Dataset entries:
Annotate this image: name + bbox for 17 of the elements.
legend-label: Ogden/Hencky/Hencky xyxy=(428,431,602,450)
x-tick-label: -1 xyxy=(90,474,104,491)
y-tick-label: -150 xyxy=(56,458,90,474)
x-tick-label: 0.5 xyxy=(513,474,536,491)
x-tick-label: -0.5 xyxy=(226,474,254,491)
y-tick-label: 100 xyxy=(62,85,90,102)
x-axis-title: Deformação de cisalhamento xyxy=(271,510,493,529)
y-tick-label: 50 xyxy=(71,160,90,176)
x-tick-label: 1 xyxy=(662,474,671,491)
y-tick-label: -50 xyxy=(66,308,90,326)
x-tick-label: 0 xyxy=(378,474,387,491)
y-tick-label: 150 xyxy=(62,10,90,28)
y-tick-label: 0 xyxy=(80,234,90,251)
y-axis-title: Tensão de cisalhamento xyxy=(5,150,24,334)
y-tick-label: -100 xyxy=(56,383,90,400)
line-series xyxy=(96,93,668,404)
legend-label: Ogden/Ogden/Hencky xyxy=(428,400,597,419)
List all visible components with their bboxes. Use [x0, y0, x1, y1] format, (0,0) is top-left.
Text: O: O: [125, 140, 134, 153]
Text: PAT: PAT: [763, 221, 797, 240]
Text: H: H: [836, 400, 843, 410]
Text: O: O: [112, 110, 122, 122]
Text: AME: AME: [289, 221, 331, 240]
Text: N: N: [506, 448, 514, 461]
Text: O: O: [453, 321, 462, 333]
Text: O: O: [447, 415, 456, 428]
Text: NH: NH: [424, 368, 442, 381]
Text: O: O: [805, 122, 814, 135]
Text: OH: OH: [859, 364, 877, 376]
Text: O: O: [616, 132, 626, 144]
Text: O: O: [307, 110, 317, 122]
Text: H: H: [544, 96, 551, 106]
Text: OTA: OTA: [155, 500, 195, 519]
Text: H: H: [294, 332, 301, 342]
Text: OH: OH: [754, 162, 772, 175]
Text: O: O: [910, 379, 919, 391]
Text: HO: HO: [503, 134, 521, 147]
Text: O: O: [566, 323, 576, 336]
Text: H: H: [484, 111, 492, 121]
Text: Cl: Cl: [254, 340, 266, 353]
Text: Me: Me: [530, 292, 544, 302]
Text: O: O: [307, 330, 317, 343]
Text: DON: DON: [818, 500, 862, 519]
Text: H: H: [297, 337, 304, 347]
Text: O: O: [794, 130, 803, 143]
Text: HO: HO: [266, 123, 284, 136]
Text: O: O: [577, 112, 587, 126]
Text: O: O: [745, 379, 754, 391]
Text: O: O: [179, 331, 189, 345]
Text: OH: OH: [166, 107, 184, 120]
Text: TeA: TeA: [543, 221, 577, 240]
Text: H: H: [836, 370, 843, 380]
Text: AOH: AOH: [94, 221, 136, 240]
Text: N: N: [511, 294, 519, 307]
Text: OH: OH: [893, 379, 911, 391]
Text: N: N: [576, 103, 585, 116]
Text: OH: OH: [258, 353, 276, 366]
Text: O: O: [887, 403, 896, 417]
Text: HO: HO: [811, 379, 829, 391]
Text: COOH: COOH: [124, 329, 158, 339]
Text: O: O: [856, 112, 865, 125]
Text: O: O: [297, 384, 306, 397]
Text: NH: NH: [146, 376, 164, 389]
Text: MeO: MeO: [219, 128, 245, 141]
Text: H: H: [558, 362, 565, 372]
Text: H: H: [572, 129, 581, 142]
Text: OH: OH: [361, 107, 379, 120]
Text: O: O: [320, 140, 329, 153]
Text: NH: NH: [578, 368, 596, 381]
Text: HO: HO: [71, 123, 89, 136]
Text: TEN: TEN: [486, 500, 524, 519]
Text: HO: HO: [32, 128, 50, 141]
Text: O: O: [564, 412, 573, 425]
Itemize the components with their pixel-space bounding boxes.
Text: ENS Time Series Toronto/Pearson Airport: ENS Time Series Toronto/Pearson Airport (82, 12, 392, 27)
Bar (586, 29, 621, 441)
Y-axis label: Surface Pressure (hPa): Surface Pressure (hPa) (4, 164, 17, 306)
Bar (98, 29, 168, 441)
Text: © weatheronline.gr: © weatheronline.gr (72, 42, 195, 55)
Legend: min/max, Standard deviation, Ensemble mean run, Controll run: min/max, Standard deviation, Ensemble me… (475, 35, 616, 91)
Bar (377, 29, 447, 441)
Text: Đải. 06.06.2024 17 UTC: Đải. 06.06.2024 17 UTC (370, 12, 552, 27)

→ Your task: Format every line of the dataset entries above as a Markdown table with the columns "No." and "Entry line", numbering the rows in order and leaving out blank lines.

→ Task answer:
| No. | Entry line |
|---|---|
| 1 | Annotate this image: name + bbox for 17 of the elements. |
| 2 | legend-label: Ogden/Hencky/Hencky xyxy=(428,431,602,450) |
| 3 | x-tick-label: -1 xyxy=(90,474,104,491) |
| 4 | y-tick-label: -150 xyxy=(56,458,90,474) |
| 5 | x-tick-label: 0.5 xyxy=(513,474,536,491) |
| 6 | x-tick-label: -0.5 xyxy=(226,474,254,491) |
| 7 | y-tick-label: 100 xyxy=(62,85,90,102) |
| 8 | x-axis-title: Deformação de cisalhamento xyxy=(271,510,493,529) |
| 9 | y-tick-label: 50 xyxy=(71,160,90,176) |
| 10 | x-tick-label: 1 xyxy=(662,474,671,491) |
| 11 | y-tick-label: -50 xyxy=(66,308,90,326) |
| 12 | x-tick-label: 0 xyxy=(378,474,387,491) |
| 13 | y-tick-label: 150 xyxy=(62,10,90,28) |
| 14 | y-tick-label: 0 xyxy=(80,234,90,251) |
| 15 | y-axis-title: Tensão de cisalhamento xyxy=(5,150,24,334) |
| 16 | y-tick-label: -100 xyxy=(56,383,90,400) |
| 17 | line-series xyxy=(96,93,668,404) |
| 18 | legend-label: Ogden/Ogden/Hencky xyxy=(428,400,597,419) |
| 19 | List all visible components with their bboxes. Use [x0, y0, x1, y1] format, (0,0) is top-left. |
| 20 | Text: O: O: [125, 140, 134, 153] |
| 21 | Text: PAT: PAT: [763, 221, 797, 240] |
| 22 | Text: H: H: [836, 400, 843, 410] |
| 23 | Text: O: O: [112, 110, 122, 122] |
| 24 | Text: AME: AME: [289, 221, 331, 240] |
| 25 | Text: N: N: [506, 448, 514, 461] |
| 26 | Text: O: O: [453, 321, 462, 333] |
| 27 | Text: O: O: [447, 415, 456, 428] |
| 28 | Text: NH: NH: [424, 368, 442, 381] |
| 29 | Text: O: O: [805, 122, 814, 135] |
| 30 | Text: OH: OH: [859, 364, 877, 376] |
| 31 | Text: O: O: [616, 132, 626, 144] |
| 32 | Text: O: O: [307, 110, 317, 122] |
| 33 | Text: H: H: [544, 96, 551, 106] |
| 34 | Text: OTA: OTA: [155, 500, 195, 519] |
| 35 | Text: H: H: [294, 332, 301, 342] |
| 36 | Text: OH: OH: [754, 162, 772, 175] |
| 37 | Text: O: O: [910, 379, 919, 391] |
| 38 | Text: HO: HO: [503, 134, 521, 147] |
| 39 | Text: O: O: [566, 323, 576, 336] |
| 40 | Text: H: H: [484, 111, 492, 121] |
| 41 | Text: Cl: Cl: [254, 340, 266, 353] |
| 42 | Text: Me: Me: [530, 292, 544, 302] |
| 43 | Text: O: O: [307, 330, 317, 343] |
| 44 | Text: DON: DON: [818, 500, 862, 519] |
| 45 | Text: H: H: [297, 337, 304, 347] |
| 46 | Text: O: O: [794, 130, 803, 143] |
| 47 | Text: HO: HO: [266, 123, 284, 136] |
| 48 | Text: O: O: [577, 112, 587, 126] |
| 49 | Text: O: O: [745, 379, 754, 391] |
| 50 | Text: O: O: [179, 331, 189, 345] |
| 51 | Text: OH: OH: [166, 107, 184, 120] |
| 52 | Text: TeA: TeA: [543, 221, 577, 240] |
| 53 | Text: H: H: [836, 370, 843, 380] |
| 54 | Text: AOH: AOH: [94, 221, 136, 240] |
| 55 | Text: N: N: [511, 294, 519, 307] |
| 56 | Text: OH: OH: [893, 379, 911, 391] |
| 57 | Text: N: N: [576, 103, 585, 116] |
| 58 | Text: OH: OH: [258, 353, 276, 366] |
| 59 | Text: O: O: [887, 403, 896, 417] |
| 60 | Text: HO: HO: [811, 379, 829, 391] |
| 61 | Text: COOH: COOH: [124, 329, 158, 339] |
| 62 | Text: O: O: [856, 112, 865, 125] |
| 63 | Text: O: O: [297, 384, 306, 397] |
| 64 | Text: NH: NH: [146, 376, 164, 389] |
| 65 | Text: MeO: MeO: [219, 128, 245, 141] |
| 66 | Text: H: H: [558, 362, 565, 372] |
| 67 | Text: H: H: [572, 129, 581, 142] |
| 68 | Text: OH: OH: [361, 107, 379, 120] |
| 69 | Text: O: O: [320, 140, 329, 153] |
| 70 | Text: NH: NH: [578, 368, 596, 381] |
| 71 | Text: HO: HO: [71, 123, 89, 136] |
| 72 | Text: TEN: TEN: [486, 500, 524, 519] |
| 73 | Text: HO: HO: [32, 128, 50, 141] |
| 74 | Text: O: O: [564, 412, 573, 425] |
| 75 | Itemize the components with their pixel-space bounding boxes. |
| 76 | Text: ENS Time Series Toronto/Pearson Airport: ENS Time Series Toronto/Pearson Airport (82, 12, 392, 27) |
| 77 | Bar (586, 29, 621, 441) |
| 78 | Y-axis label: Surface Pressure (hPa): Surface Pressure (hPa) (4, 164, 17, 306) |
| 79 | Bar (98, 29, 168, 441) |
| 80 | Text: © weatheronline.gr: © weatheronline.gr (72, 42, 195, 55) |
| 81 | Legend: min/max, Standard deviation, Ensemble mean run, Controll run: min/max, Standard deviation, Ensemble me… (475, 35, 616, 91) |
| 82 | Bar (377, 29, 447, 441) |
| 83 | Text: Đải. 06.06.2024 17 UTC: Đải. 06.06.2024 17 UTC (370, 12, 552, 27) |